### Work to complete:
Return every line below in which "Himba" appears.

### Data records:

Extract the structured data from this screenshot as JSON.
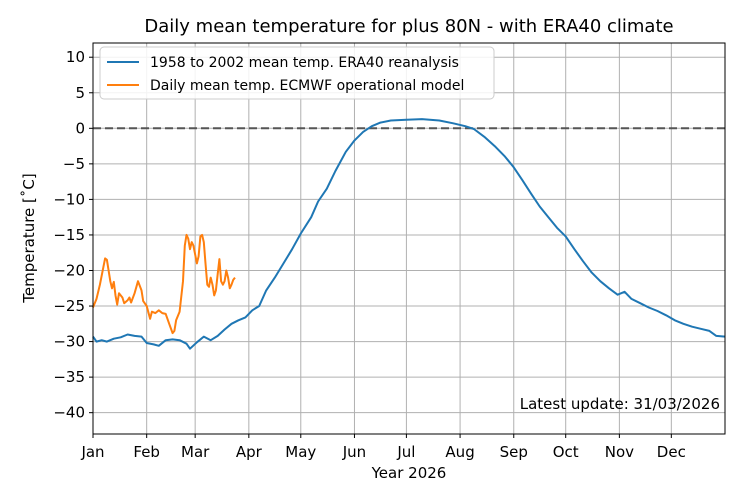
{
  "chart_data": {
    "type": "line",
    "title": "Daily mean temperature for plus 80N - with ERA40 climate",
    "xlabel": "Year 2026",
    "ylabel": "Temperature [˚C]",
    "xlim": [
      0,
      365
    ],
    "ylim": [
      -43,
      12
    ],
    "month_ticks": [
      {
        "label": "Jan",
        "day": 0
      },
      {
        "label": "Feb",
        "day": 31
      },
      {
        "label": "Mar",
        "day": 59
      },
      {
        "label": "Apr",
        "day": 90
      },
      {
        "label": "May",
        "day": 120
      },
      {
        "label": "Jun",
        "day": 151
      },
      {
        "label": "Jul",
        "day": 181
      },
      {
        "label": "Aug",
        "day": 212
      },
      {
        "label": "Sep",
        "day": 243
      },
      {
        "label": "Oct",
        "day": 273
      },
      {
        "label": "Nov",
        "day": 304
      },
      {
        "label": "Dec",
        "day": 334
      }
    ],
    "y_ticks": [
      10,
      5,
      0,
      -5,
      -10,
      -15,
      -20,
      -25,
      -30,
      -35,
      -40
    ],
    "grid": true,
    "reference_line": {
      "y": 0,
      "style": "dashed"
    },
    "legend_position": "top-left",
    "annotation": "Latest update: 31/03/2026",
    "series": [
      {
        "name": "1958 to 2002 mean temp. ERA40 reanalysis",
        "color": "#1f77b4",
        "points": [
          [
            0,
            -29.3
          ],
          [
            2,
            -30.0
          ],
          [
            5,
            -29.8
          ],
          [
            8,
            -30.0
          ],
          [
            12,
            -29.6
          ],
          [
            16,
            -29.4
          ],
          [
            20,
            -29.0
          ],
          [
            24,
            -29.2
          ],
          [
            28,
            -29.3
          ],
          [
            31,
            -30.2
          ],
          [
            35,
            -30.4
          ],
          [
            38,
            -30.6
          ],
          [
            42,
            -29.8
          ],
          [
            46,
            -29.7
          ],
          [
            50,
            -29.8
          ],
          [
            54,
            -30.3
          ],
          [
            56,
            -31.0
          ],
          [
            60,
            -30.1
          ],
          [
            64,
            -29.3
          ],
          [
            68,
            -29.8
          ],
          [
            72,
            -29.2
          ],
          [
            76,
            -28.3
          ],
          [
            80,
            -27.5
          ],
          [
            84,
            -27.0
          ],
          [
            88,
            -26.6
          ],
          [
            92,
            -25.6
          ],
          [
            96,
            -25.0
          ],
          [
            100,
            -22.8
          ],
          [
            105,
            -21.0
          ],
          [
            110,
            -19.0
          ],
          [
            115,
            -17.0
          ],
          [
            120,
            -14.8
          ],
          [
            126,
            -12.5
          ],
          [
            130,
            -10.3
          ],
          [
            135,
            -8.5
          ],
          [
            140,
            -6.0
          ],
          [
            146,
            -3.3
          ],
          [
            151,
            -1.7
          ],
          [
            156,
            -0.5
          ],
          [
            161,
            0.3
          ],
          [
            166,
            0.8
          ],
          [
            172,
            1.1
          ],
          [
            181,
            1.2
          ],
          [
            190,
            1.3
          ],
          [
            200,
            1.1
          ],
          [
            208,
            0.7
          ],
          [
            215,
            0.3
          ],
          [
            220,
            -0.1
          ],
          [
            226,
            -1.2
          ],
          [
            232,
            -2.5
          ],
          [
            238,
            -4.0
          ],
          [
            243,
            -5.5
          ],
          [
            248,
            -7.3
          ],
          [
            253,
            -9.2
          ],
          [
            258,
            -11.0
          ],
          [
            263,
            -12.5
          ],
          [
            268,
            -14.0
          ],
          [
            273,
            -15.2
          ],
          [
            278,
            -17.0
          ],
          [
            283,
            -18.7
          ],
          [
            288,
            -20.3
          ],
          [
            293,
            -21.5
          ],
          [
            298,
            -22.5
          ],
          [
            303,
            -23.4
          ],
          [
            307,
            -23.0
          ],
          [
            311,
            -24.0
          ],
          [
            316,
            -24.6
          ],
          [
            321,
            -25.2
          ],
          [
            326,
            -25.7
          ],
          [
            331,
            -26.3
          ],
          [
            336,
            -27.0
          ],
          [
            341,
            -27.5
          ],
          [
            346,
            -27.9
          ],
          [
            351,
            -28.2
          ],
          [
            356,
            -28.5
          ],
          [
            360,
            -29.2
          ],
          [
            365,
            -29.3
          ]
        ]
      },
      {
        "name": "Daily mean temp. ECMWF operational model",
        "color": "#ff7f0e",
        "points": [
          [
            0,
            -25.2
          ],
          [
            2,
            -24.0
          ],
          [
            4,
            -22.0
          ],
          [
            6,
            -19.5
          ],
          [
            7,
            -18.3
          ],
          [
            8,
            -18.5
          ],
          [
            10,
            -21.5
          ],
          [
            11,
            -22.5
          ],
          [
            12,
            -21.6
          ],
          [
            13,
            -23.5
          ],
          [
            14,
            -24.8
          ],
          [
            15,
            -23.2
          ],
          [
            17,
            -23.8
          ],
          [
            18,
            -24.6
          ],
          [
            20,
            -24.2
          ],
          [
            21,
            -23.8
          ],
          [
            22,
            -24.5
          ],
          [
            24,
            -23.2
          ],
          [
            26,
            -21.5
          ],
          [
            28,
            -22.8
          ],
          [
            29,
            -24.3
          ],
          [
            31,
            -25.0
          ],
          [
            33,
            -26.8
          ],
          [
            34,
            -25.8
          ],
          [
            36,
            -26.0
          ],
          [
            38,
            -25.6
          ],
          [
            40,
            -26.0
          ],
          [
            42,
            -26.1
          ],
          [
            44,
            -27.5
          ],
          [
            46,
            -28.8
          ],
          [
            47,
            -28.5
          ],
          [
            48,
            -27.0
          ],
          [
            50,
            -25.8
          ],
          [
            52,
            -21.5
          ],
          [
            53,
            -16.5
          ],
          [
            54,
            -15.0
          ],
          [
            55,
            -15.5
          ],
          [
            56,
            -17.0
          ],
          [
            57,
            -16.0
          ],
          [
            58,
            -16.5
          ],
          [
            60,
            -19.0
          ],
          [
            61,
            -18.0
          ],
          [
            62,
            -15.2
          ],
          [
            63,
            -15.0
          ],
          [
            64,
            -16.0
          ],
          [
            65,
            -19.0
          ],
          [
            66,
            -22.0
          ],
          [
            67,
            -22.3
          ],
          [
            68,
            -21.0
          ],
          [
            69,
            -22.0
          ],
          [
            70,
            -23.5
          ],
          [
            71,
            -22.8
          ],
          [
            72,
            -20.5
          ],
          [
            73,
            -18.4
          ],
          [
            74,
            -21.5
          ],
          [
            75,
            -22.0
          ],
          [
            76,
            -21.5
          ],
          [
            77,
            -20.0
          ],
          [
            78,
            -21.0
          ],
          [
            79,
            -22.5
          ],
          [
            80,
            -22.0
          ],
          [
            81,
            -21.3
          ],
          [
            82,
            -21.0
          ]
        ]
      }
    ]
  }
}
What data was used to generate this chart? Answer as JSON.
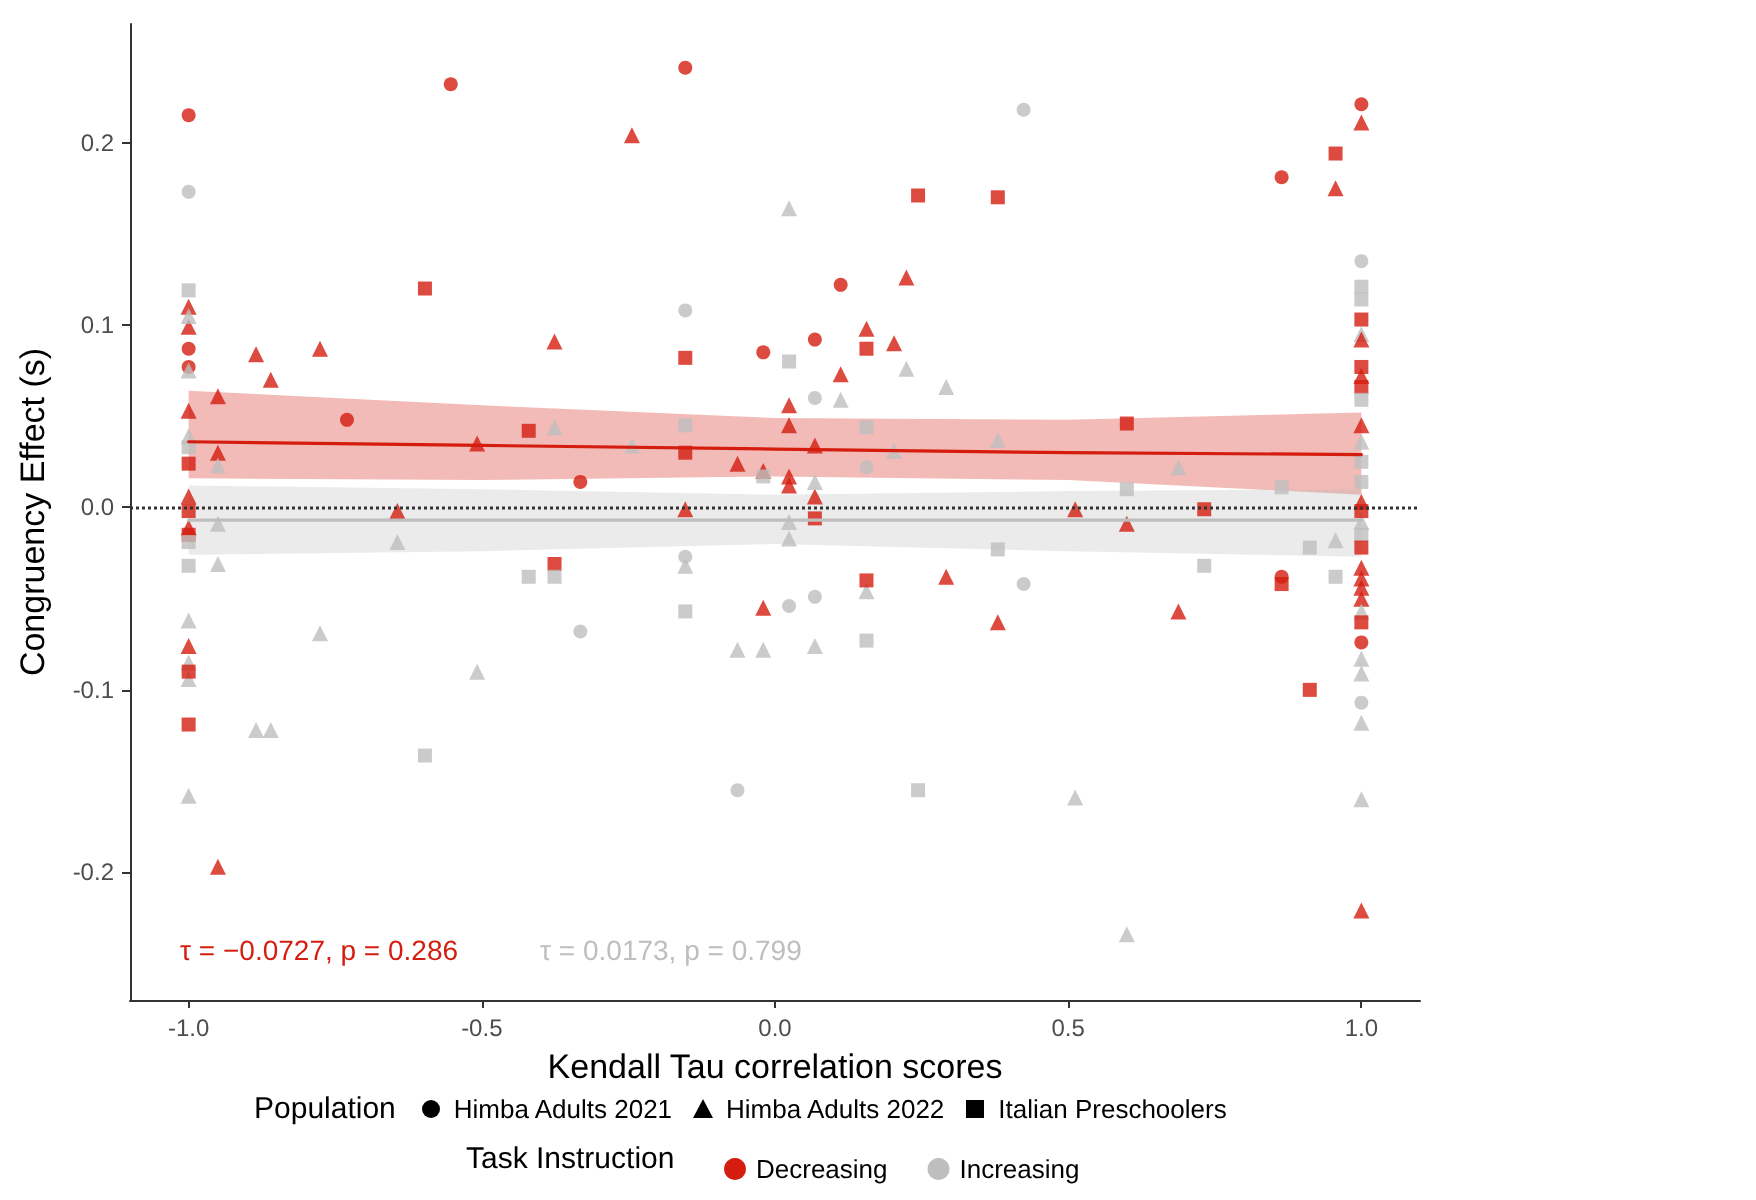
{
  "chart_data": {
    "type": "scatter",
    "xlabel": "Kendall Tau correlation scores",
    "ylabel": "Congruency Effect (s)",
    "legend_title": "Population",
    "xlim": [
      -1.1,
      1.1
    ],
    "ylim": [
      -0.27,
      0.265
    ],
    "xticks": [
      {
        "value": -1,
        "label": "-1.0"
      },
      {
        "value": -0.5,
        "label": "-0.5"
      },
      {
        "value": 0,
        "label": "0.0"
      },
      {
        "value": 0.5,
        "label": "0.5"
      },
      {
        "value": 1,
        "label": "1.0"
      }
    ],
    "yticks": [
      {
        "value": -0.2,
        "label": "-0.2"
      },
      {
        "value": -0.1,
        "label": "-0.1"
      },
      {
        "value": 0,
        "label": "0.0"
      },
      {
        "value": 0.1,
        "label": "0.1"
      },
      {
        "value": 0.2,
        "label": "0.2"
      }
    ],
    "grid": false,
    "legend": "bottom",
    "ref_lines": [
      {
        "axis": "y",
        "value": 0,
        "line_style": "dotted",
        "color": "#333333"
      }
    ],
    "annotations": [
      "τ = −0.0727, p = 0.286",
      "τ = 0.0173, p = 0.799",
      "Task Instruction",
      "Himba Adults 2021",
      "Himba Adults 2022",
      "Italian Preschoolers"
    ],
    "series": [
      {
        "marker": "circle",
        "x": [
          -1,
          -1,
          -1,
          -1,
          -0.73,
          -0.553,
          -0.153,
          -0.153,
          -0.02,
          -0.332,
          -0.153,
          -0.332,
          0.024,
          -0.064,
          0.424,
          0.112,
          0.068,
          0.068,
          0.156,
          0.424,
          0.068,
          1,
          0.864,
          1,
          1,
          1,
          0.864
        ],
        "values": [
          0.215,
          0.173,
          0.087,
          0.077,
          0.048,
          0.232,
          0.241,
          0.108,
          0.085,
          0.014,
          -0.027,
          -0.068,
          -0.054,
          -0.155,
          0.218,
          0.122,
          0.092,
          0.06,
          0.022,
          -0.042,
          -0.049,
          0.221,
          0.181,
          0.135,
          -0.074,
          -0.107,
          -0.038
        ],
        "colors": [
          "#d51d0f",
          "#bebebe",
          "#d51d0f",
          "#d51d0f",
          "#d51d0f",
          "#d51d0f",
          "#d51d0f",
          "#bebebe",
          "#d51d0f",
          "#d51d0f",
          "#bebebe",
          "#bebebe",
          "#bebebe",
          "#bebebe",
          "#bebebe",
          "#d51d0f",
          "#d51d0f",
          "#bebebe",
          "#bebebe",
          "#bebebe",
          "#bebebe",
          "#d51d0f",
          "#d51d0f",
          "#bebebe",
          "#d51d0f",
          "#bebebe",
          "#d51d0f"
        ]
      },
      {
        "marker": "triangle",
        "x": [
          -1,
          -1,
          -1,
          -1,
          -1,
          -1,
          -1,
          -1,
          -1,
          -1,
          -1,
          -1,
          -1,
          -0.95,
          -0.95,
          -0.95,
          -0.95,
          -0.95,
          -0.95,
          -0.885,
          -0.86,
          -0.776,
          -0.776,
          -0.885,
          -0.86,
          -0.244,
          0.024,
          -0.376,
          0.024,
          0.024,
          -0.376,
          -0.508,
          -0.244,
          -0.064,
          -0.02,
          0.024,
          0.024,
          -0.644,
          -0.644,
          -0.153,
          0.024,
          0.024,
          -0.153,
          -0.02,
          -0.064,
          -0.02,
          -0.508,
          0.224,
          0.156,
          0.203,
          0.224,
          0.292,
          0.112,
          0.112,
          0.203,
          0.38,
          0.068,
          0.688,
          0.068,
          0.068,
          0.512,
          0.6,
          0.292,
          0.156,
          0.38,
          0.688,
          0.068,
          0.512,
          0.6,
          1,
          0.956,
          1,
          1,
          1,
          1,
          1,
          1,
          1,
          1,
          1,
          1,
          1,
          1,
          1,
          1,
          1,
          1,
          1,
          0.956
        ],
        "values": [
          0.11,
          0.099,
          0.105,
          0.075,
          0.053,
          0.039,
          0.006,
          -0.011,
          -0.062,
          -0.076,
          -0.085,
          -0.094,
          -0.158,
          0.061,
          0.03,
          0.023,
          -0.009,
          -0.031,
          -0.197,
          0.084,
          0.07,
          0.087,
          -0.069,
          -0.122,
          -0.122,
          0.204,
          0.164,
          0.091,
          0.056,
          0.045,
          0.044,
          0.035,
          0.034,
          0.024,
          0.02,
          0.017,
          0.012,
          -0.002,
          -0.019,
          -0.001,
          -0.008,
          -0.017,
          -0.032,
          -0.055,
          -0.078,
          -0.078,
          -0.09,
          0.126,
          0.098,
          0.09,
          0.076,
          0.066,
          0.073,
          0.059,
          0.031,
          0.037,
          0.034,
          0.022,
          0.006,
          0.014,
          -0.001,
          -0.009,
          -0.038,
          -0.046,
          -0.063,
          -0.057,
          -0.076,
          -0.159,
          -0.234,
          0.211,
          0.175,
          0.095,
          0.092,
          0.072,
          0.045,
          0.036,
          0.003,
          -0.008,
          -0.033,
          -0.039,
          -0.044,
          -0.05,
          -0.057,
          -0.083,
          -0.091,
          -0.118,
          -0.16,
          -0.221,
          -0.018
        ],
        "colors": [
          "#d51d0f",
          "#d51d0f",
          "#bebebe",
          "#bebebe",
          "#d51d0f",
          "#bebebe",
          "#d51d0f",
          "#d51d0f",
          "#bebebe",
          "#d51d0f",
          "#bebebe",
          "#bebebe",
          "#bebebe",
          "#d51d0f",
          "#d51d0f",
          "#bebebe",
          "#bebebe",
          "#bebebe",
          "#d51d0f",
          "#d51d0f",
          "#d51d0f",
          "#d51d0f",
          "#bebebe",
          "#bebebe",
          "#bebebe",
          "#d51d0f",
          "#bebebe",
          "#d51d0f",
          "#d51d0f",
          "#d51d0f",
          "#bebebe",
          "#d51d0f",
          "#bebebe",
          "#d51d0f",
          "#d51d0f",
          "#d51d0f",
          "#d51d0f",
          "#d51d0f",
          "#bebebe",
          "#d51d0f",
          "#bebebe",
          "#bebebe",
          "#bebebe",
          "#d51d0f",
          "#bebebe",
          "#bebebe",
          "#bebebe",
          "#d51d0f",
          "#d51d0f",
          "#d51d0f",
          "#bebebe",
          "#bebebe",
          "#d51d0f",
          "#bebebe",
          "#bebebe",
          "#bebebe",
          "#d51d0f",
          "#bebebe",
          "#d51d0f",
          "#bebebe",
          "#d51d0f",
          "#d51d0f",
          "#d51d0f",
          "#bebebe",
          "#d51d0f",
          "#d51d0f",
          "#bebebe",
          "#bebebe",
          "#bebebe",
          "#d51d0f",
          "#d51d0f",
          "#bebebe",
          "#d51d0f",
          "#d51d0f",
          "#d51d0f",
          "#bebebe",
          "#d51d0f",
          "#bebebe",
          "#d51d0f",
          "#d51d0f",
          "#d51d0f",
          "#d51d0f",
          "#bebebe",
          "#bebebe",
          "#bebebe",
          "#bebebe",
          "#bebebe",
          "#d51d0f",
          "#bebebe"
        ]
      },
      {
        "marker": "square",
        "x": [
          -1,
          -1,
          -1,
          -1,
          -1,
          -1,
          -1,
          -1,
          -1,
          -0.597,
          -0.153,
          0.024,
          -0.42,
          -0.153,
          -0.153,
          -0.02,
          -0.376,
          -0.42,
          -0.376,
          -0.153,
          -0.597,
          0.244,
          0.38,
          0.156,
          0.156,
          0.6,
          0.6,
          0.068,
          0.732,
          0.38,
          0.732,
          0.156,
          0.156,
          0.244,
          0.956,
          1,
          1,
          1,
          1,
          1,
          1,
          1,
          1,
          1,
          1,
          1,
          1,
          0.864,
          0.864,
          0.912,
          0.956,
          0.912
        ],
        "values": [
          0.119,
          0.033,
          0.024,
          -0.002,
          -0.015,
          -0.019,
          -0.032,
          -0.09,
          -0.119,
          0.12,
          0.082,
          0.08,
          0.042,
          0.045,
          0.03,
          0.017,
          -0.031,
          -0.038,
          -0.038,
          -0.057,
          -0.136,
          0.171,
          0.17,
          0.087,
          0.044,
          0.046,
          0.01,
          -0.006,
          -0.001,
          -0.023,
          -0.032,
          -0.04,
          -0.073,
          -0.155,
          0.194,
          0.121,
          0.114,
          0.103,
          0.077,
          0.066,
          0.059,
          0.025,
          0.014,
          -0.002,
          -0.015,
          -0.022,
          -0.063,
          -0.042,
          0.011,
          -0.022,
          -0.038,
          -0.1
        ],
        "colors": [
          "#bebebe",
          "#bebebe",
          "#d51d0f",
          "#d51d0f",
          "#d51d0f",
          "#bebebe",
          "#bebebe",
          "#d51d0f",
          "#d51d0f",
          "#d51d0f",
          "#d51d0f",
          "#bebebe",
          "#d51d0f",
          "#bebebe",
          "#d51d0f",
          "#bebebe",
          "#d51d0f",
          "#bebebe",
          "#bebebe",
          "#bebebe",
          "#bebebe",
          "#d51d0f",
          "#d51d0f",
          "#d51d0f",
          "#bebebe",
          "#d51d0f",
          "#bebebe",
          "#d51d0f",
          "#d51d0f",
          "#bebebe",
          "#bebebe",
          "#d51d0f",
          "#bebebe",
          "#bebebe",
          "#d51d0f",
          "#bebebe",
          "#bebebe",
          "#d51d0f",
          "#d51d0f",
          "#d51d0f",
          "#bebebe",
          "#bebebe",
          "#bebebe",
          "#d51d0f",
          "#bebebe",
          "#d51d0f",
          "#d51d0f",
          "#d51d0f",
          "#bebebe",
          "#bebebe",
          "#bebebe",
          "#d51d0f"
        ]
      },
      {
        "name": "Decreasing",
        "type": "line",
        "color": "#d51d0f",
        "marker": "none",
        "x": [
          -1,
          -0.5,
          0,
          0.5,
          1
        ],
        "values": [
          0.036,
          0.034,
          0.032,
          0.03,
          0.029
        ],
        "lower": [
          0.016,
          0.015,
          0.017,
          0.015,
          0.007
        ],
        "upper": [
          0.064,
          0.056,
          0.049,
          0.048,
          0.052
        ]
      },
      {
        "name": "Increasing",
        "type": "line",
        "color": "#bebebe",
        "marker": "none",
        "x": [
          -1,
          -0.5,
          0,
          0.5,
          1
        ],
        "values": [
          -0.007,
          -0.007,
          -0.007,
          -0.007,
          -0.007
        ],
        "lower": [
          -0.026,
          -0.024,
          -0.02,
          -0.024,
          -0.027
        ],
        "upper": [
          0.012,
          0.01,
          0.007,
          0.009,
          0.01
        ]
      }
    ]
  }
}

### Solution to this problem:
      "Himba Adults 2021",
      "Himba Adults 2022",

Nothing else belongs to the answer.